# TO BE DONE:
Copy every record exactly, and keep the pictures out.

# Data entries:
········
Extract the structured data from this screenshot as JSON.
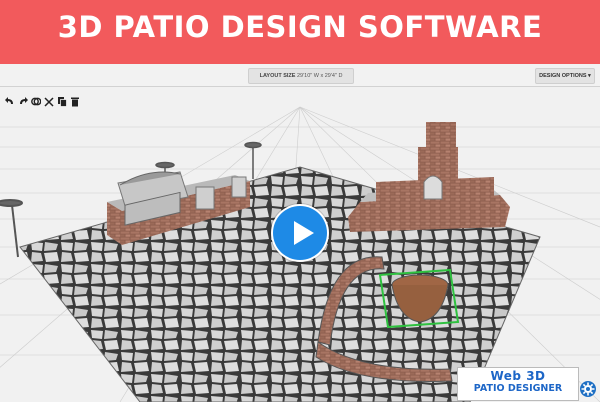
{
  "banner": {
    "title": "3D PATIO DESIGN SOFTWARE"
  },
  "toolbar": {
    "layout_label": "LAYOUT SIZE",
    "layout_value": "29'10\" W x 29'4\" D",
    "design_options": "DESIGN OPTIONS ▾"
  },
  "tools": [
    {
      "icon": "undo-icon"
    },
    {
      "icon": "redo-icon"
    },
    {
      "icon": "toggle-view-icon"
    },
    {
      "icon": "disconnect-icon"
    },
    {
      "icon": "copy-icon"
    },
    {
      "icon": "trash-icon"
    }
  ],
  "video": {
    "icon": "play-icon"
  },
  "badge": {
    "line1": "Web 3D",
    "line2": "PATIO DESIGNER"
  },
  "settings": {
    "icon": "gear-icon"
  },
  "colors": {
    "banner": "#f25a5c",
    "accent": "#1e8ae6",
    "brand_text": "#1d66c7"
  }
}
········
# EXPECTED ANSWER:
Extract the structured data from this screenshot as JSON.
{
  "banner": {
    "title": "3D PATIO DESIGN SOFTWARE"
  },
  "toolbar": {
    "layout_label": "LAYOUT SIZE",
    "layout_value": "29'10\" W x 29'4\" D",
    "design_options": "DESIGN OPTIONS ▾"
  },
  "tools": [
    {
      "icon": "undo-icon"
    },
    {
      "icon": "redo-icon"
    },
    {
      "icon": "toggle-view-icon"
    },
    {
      "icon": "disconnect-icon"
    },
    {
      "icon": "copy-icon"
    },
    {
      "icon": "trash-icon"
    }
  ],
  "video": {
    "icon": "play-icon"
  },
  "badge": {
    "line1": "Web 3D",
    "line2": "PATIO DESIGNER"
  },
  "settings": {
    "icon": "gear-icon"
  },
  "colors": {
    "banner": "#f25a5c",
    "accent": "#1e8ae6",
    "brand_text": "#1d66c7"
  }
}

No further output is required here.